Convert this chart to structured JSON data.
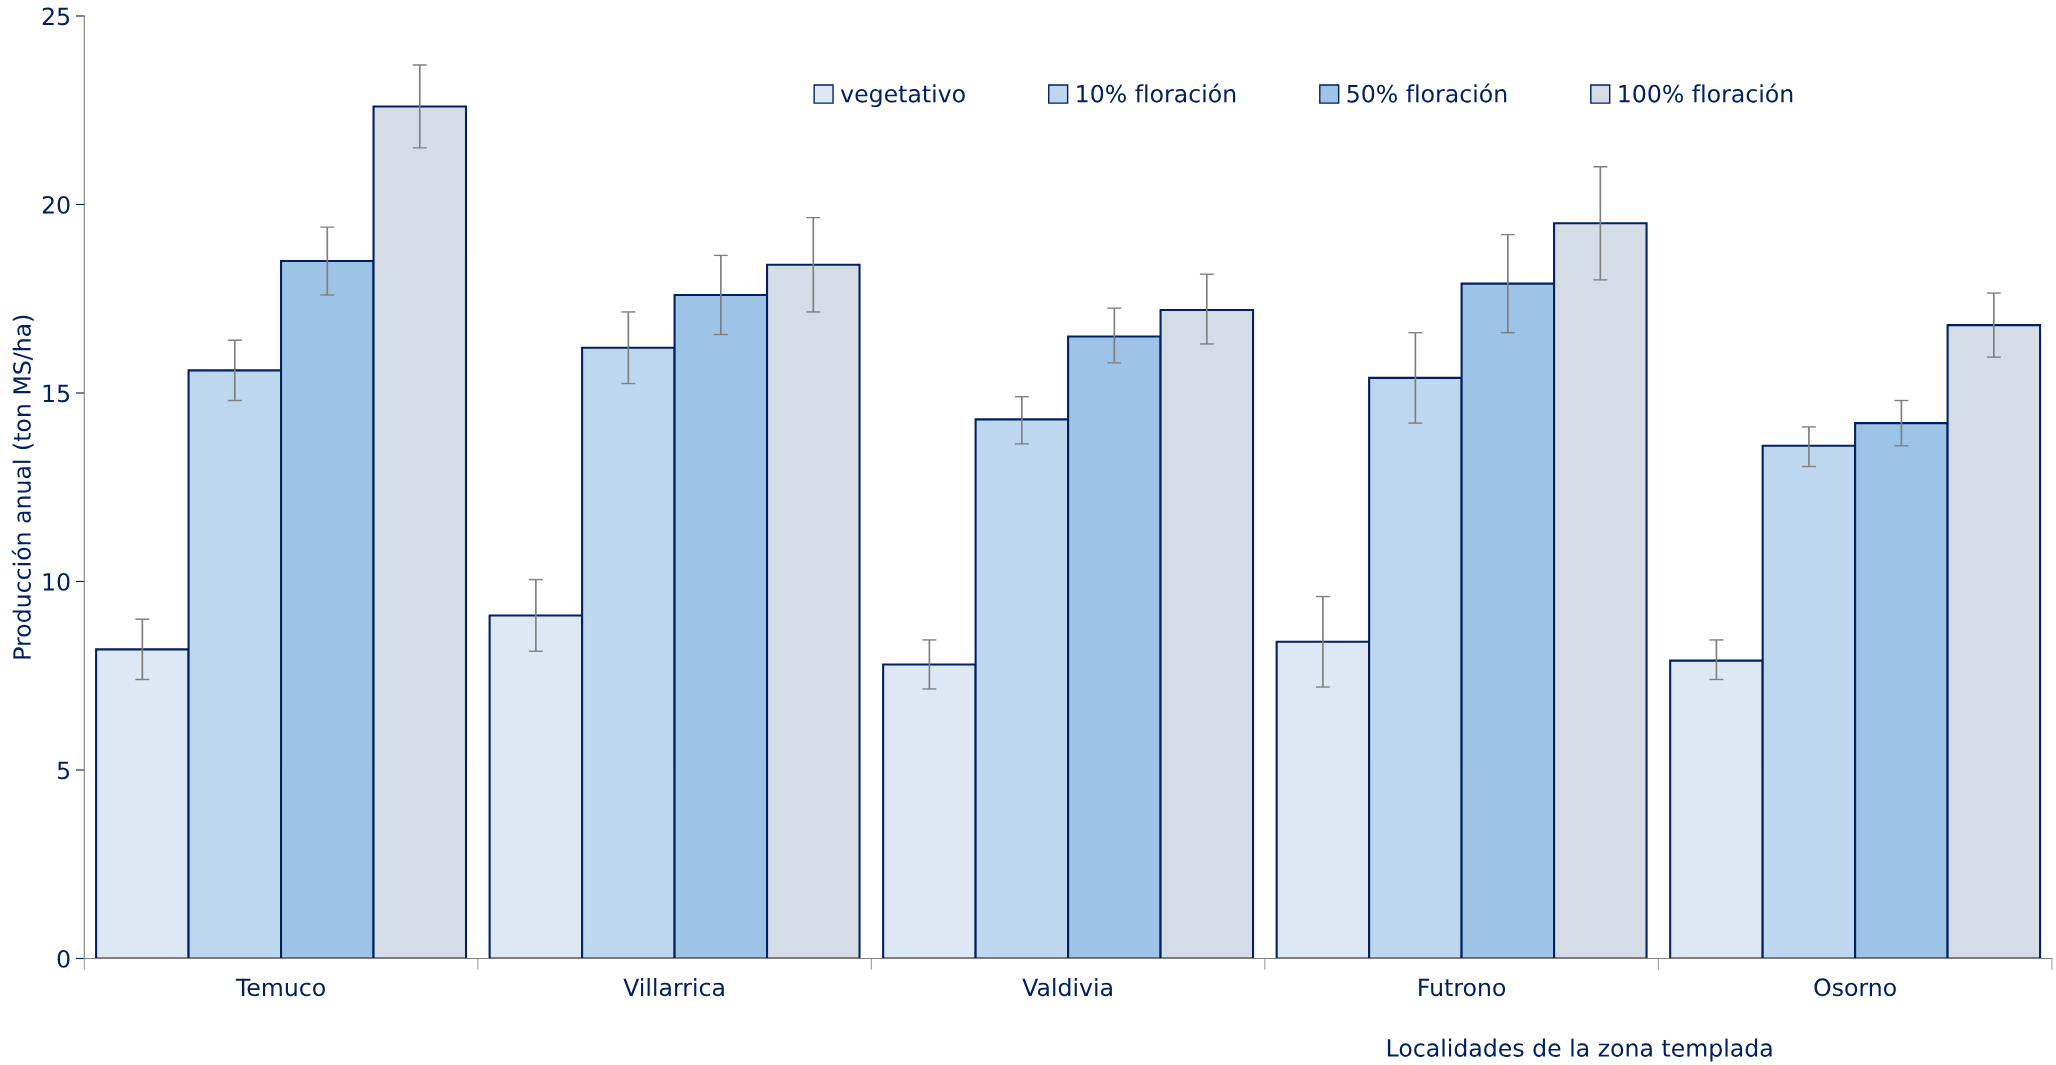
{
  "chart_data": {
    "type": "bar",
    "xlabel": "Localidades de la zona templada",
    "ylabel": "Producción anual (ton MS/ha)",
    "categories": [
      "Temuco",
      "Villarrica",
      "Valdivia",
      "Futrono",
      "Osorno"
    ],
    "series": [
      {
        "name": "vegetativo",
        "color": "#dee8f5",
        "values": [
          8.2,
          9.1,
          7.8,
          8.4,
          7.9
        ],
        "errors": [
          [
            7.4,
            9.0
          ],
          [
            8.15,
            10.05
          ],
          [
            7.15,
            8.45
          ],
          [
            7.2,
            9.6
          ],
          [
            7.4,
            8.45
          ]
        ]
      },
      {
        "name": "10% floración",
        "color": "#bdd7ee",
        "values": [
          15.6,
          16.2,
          14.3,
          15.4,
          13.6
        ],
        "errors": [
          [
            14.8,
            16.4
          ],
          [
            15.25,
            17.15
          ],
          [
            13.65,
            14.9
          ],
          [
            14.2,
            16.6
          ],
          [
            13.05,
            14.1
          ]
        ]
      },
      {
        "name": "50% floración",
        "color": "#9dc3e6",
        "values": [
          18.5,
          17.6,
          16.5,
          17.9,
          14.2
        ],
        "errors": [
          [
            17.6,
            19.4
          ],
          [
            16.55,
            18.65
          ],
          [
            15.8,
            17.25
          ],
          [
            16.6,
            19.2
          ],
          [
            13.6,
            14.8
          ]
        ]
      },
      {
        "name": "100% floración",
        "color": "#d6dce5",
        "values": [
          22.6,
          18.4,
          17.2,
          19.5,
          16.8
        ],
        "errors": [
          [
            21.5,
            23.7
          ],
          [
            17.15,
            19.65
          ],
          [
            16.3,
            18.15
          ],
          [
            18.0,
            21.0
          ],
          [
            15.95,
            17.65
          ]
        ]
      }
    ],
    "ylim": [
      0,
      25
    ],
    "yticks": [
      0,
      5,
      10,
      15,
      20,
      25
    ],
    "grid": false,
    "legend": "top"
  }
}
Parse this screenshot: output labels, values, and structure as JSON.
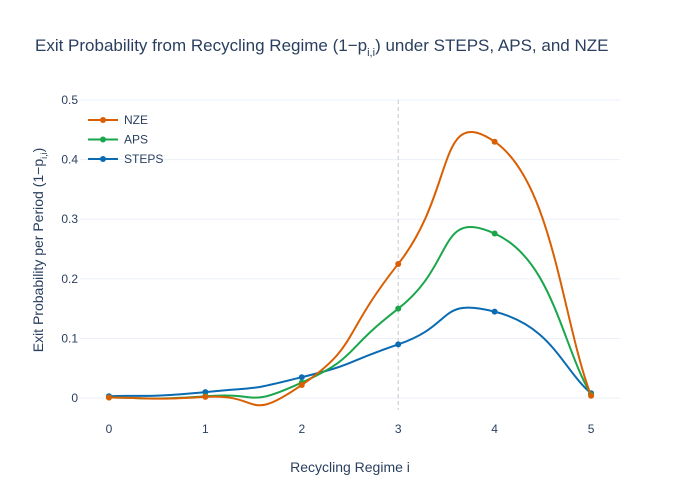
{
  "chart_data": {
    "type": "line",
    "title_main": "Exit Probability from Recycling Regime (1−p",
    "title_sub": "i,i",
    "title_tail": ") under STEPS, APS, and NZE",
    "xlabel": "Recycling Regime i",
    "ylabel_main": "Exit Probability per Period (1−p",
    "ylabel_sub": "i,i",
    "ylabel_tail": ")",
    "x": [
      0,
      1,
      2,
      3,
      4,
      5
    ],
    "xlim": [
      -0.3,
      5.3
    ],
    "ylim": [
      -0.02,
      0.5
    ],
    "x_ticks": [
      "0",
      "1",
      "2",
      "3",
      "4",
      "5"
    ],
    "y_ticks": [
      0,
      0.1,
      0.2,
      0.3,
      0.4,
      0.5
    ],
    "y_tick_labels": [
      "0",
      "0.1",
      "0.2",
      "0.3",
      "0.4",
      "0.5"
    ],
    "vline_x": 3,
    "legend_position": "top-left",
    "grid": true,
    "series": [
      {
        "name": "NZE",
        "color": "#d95f02",
        "values": [
          0.001,
          0.002,
          0.022,
          0.225,
          0.43,
          0.004
        ]
      },
      {
        "name": "APS",
        "color": "#1ba64b",
        "values": [
          0.001,
          0.003,
          0.026,
          0.15,
          0.276,
          0.006
        ]
      },
      {
        "name": "STEPS",
        "color": "#0a6bb2",
        "values": [
          0.003,
          0.01,
          0.035,
          0.09,
          0.145,
          0.008
        ]
      }
    ]
  }
}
-=-=-
The records above must be transcribed exactly. Pictures are left out of the copy.

Convert this chart to structured JSON data.
{
  "chart_data": {
    "type": "bar",
    "xlabel": "Localidades de la zona templada",
    "ylabel": "Producción anual (ton MS/ha)",
    "categories": [
      "Temuco",
      "Villarrica",
      "Valdivia",
      "Futrono",
      "Osorno"
    ],
    "series": [
      {
        "name": "vegetativo",
        "color": "#dee8f5",
        "values": [
          8.2,
          9.1,
          7.8,
          8.4,
          7.9
        ],
        "errors": [
          [
            7.4,
            9.0
          ],
          [
            8.15,
            10.05
          ],
          [
            7.15,
            8.45
          ],
          [
            7.2,
            9.6
          ],
          [
            7.4,
            8.45
          ]
        ]
      },
      {
        "name": "10% floración",
        "color": "#bdd7ee",
        "values": [
          15.6,
          16.2,
          14.3,
          15.4,
          13.6
        ],
        "errors": [
          [
            14.8,
            16.4
          ],
          [
            15.25,
            17.15
          ],
          [
            13.65,
            14.9
          ],
          [
            14.2,
            16.6
          ],
          [
            13.05,
            14.1
          ]
        ]
      },
      {
        "name": "50% floración",
        "color": "#9dc3e6",
        "values": [
          18.5,
          17.6,
          16.5,
          17.9,
          14.2
        ],
        "errors": [
          [
            17.6,
            19.4
          ],
          [
            16.55,
            18.65
          ],
          [
            15.8,
            17.25
          ],
          [
            16.6,
            19.2
          ],
          [
            13.6,
            14.8
          ]
        ]
      },
      {
        "name": "100% floración",
        "color": "#d6dce5",
        "values": [
          22.6,
          18.4,
          17.2,
          19.5,
          16.8
        ],
        "errors": [
          [
            21.5,
            23.7
          ],
          [
            17.15,
            19.65
          ],
          [
            16.3,
            18.15
          ],
          [
            18.0,
            21.0
          ],
          [
            15.95,
            17.65
          ]
        ]
      }
    ],
    "ylim": [
      0,
      25
    ],
    "yticks": [
      0,
      5,
      10,
      15,
      20,
      25
    ],
    "grid": false,
    "legend": "top"
  }
}
Parse this screenshot: output labels, values, and structure as JSON.
{
  "chart_data": {
    "type": "line",
    "title_main": "Exit Probability from Recycling Regime (1−p",
    "title_sub": "i,i",
    "title_tail": ") under STEPS, APS, and NZE",
    "xlabel": "Recycling Regime i",
    "ylabel_main": "Exit Probability per Period (1−p",
    "ylabel_sub": "i,i",
    "ylabel_tail": ")",
    "x": [
      0,
      1,
      2,
      3,
      4,
      5
    ],
    "xlim": [
      -0.3,
      5.3
    ],
    "ylim": [
      -0.02,
      0.5
    ],
    "x_ticks": [
      "0",
      "1",
      "2",
      "3",
      "4",
      "5"
    ],
    "y_ticks": [
      0,
      0.1,
      0.2,
      0.3,
      0.4,
      0.5
    ],
    "y_tick_labels": [
      "0",
      "0.1",
      "0.2",
      "0.3",
      "0.4",
      "0.5"
    ],
    "vline_x": 3,
    "legend_position": "top-left",
    "grid": true,
    "series": [
      {
        "name": "NZE",
        "color": "#d95f02",
        "values": [
          0.001,
          0.002,
          0.022,
          0.225,
          0.43,
          0.004
        ]
      },
      {
        "name": "APS",
        "color": "#1ba64b",
        "values": [
          0.001,
          0.003,
          0.026,
          0.15,
          0.276,
          0.006
        ]
      },
      {
        "name": "STEPS",
        "color": "#0a6bb2",
        "values": [
          0.003,
          0.01,
          0.035,
          0.09,
          0.145,
          0.008
        ]
      }
    ]
  }
}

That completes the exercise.